--- start Records shown ---
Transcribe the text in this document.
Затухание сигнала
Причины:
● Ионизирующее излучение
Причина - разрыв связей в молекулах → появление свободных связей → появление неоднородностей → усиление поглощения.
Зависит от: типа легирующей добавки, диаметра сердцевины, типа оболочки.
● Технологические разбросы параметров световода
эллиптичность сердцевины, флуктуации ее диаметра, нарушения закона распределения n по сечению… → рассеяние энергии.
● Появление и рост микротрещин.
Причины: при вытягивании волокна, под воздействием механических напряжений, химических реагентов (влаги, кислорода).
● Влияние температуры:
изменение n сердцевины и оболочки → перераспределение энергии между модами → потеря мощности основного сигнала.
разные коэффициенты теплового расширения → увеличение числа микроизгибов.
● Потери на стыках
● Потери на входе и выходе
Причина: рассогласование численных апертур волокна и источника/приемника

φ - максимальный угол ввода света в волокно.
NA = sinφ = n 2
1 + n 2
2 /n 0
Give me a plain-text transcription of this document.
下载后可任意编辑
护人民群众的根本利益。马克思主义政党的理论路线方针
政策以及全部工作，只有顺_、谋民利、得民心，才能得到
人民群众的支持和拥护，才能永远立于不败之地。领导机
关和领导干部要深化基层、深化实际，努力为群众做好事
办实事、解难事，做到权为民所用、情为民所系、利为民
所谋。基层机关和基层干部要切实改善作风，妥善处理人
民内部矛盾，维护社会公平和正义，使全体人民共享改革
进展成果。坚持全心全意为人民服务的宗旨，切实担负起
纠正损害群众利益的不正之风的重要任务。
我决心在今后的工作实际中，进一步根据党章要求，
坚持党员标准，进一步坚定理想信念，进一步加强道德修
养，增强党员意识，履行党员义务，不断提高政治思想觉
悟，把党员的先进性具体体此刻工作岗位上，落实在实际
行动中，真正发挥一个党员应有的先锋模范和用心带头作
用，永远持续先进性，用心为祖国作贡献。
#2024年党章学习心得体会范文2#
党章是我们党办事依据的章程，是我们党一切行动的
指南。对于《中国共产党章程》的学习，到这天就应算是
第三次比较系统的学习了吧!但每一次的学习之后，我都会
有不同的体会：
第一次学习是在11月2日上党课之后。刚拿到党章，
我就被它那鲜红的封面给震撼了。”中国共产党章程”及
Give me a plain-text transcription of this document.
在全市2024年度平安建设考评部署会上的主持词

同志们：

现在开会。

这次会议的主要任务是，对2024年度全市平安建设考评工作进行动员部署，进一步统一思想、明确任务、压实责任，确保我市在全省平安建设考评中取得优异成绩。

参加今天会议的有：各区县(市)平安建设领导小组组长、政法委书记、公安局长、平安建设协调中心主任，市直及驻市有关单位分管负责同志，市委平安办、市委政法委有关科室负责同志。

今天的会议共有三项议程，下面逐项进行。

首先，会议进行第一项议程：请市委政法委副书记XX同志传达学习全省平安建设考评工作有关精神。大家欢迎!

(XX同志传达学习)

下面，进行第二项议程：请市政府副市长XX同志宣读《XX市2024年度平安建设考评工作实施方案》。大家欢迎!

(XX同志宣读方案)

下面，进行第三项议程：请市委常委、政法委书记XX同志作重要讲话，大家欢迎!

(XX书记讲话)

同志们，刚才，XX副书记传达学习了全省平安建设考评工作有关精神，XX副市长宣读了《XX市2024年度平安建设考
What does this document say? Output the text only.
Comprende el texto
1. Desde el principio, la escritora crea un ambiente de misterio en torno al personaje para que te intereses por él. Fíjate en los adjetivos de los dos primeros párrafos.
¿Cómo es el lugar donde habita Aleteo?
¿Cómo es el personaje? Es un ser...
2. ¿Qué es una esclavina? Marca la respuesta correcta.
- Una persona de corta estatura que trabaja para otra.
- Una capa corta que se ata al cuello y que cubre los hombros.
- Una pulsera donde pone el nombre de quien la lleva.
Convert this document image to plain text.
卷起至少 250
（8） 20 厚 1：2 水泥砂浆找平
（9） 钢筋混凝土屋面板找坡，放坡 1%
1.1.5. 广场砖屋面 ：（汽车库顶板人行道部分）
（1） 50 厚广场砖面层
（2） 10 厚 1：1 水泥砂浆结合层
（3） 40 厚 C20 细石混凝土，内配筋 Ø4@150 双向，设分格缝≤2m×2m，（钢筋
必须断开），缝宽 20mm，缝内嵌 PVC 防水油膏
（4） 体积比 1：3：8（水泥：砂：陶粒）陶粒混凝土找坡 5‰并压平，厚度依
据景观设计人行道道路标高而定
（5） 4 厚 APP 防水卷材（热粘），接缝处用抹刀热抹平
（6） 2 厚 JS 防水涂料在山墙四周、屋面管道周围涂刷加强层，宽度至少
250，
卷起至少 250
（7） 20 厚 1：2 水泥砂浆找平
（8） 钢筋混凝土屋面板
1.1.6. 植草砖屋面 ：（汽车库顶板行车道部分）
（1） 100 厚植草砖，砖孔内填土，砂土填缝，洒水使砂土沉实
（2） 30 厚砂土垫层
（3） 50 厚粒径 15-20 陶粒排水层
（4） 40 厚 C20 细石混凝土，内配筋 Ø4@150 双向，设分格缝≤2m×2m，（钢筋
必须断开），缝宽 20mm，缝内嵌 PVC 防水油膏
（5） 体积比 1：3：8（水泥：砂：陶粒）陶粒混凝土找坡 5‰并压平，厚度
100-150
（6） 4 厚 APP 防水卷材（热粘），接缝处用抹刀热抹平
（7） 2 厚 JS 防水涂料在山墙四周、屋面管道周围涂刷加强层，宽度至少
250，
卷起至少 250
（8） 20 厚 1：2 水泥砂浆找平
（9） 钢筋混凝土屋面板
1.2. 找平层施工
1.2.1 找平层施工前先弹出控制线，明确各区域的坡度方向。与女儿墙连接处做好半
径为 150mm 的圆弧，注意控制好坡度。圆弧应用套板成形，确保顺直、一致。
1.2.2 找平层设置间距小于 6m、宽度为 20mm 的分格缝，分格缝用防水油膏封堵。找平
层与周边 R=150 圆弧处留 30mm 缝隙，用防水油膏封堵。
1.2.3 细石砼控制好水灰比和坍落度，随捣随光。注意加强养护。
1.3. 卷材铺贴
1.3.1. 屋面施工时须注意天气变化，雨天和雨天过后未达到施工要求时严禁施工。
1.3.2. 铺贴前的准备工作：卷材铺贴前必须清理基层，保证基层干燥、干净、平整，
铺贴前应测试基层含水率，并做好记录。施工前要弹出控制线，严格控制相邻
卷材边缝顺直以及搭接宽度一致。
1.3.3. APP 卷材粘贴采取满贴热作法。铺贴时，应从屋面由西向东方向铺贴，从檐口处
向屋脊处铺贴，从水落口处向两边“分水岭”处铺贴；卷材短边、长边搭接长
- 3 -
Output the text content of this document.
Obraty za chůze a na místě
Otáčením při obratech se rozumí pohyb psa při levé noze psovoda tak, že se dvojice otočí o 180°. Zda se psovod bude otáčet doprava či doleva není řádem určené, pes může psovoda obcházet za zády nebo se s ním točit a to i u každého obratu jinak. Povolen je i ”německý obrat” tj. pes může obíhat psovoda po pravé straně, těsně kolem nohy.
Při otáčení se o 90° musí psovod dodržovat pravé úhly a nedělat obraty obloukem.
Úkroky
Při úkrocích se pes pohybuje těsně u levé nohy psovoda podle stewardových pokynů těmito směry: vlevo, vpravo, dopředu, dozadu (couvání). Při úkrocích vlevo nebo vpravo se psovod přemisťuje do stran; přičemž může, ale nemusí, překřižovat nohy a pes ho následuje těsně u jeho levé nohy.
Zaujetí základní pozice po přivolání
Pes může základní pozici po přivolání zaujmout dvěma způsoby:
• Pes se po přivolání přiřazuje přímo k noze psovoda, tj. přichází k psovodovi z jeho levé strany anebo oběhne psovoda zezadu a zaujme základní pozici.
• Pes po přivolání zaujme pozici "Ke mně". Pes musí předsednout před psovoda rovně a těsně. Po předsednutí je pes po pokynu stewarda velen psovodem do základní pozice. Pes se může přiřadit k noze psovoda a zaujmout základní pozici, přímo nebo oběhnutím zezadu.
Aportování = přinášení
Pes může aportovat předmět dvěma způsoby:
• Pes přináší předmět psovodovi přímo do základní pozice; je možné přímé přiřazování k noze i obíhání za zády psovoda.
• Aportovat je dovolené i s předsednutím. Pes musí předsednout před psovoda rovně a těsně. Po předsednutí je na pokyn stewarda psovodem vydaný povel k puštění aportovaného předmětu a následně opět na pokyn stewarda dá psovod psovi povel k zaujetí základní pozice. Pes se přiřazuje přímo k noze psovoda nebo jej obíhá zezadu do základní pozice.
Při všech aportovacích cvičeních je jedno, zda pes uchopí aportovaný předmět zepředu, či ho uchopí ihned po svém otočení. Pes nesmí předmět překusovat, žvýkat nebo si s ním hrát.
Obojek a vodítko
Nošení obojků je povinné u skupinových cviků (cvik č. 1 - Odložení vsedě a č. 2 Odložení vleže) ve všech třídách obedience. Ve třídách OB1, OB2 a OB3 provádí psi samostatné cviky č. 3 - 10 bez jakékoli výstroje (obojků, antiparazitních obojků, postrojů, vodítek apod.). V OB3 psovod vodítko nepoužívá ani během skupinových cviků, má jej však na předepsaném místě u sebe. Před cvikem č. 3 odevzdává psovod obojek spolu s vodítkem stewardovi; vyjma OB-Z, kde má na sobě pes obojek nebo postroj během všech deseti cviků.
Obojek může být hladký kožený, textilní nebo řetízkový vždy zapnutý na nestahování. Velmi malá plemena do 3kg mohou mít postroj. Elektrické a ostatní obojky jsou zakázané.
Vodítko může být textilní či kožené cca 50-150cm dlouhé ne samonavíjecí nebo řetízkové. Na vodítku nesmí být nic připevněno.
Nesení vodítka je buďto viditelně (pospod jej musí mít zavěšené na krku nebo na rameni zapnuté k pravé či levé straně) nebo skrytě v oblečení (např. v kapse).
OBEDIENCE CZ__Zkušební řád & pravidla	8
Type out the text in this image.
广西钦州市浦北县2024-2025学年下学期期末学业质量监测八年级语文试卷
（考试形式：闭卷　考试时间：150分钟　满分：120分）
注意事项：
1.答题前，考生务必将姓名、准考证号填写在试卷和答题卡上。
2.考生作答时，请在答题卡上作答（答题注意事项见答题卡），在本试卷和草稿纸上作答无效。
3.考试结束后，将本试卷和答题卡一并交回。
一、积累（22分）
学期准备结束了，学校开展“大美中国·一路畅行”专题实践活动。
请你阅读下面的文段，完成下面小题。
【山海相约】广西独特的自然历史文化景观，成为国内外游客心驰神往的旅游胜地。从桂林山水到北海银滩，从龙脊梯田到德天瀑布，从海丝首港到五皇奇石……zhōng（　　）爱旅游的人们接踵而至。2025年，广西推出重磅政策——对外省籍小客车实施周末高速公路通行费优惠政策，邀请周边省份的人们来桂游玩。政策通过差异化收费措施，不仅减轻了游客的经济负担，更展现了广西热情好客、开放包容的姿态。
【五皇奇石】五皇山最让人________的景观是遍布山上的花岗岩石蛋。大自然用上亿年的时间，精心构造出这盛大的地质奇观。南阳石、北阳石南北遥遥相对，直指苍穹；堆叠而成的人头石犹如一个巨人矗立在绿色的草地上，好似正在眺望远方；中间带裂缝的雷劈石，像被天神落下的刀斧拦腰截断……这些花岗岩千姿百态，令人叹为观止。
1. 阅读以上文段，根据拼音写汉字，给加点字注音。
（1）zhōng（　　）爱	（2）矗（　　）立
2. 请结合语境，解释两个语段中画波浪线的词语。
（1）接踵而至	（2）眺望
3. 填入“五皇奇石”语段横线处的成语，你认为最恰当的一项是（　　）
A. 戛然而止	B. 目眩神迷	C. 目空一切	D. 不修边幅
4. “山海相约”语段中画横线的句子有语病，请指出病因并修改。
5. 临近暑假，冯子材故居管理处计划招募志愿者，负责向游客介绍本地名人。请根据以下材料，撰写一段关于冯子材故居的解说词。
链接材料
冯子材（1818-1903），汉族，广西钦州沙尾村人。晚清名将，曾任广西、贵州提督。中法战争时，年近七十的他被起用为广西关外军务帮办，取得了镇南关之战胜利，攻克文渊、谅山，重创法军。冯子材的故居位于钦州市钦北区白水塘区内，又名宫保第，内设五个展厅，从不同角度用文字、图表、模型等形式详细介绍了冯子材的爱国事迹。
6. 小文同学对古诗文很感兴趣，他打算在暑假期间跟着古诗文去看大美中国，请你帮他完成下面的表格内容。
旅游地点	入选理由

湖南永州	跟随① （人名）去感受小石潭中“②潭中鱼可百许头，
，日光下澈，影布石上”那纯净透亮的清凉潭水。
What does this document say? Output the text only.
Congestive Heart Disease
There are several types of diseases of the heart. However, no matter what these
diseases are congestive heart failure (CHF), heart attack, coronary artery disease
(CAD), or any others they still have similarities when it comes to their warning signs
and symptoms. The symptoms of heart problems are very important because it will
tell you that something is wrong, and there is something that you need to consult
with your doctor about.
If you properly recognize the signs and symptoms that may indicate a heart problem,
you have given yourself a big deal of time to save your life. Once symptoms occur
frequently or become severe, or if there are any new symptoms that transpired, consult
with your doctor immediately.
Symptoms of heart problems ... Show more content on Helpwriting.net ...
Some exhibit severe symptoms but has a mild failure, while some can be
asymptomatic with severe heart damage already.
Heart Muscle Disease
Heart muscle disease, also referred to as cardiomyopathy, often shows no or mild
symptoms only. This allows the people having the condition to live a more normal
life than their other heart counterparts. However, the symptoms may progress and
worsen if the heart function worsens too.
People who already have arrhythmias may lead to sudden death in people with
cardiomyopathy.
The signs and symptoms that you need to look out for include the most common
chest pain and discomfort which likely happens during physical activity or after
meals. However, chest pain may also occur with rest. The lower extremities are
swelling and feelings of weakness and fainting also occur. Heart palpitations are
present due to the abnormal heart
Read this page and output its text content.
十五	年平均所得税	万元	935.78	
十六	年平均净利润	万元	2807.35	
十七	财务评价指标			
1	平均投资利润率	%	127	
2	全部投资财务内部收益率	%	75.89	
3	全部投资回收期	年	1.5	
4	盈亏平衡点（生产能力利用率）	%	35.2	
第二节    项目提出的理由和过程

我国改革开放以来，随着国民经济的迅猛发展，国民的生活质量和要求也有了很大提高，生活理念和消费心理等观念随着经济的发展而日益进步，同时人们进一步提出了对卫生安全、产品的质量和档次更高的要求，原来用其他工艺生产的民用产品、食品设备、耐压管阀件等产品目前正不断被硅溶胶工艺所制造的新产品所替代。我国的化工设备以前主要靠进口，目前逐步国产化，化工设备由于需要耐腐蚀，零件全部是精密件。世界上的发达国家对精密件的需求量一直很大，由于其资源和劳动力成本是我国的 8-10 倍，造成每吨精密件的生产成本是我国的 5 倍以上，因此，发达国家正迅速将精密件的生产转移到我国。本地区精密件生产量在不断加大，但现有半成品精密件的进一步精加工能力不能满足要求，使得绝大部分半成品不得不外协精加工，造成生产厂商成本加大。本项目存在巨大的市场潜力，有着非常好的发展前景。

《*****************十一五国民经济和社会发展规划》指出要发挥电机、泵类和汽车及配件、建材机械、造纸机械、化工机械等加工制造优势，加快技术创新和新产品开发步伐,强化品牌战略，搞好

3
--- end Records shown ---
Scan the material above for the word "způsoby". Copy each line where it occurs.

Task solution >>
Pes může základní pozici po přivolání zaujmout dvěma způsoby:
Pes může aportovat předmět dvěma způsoby:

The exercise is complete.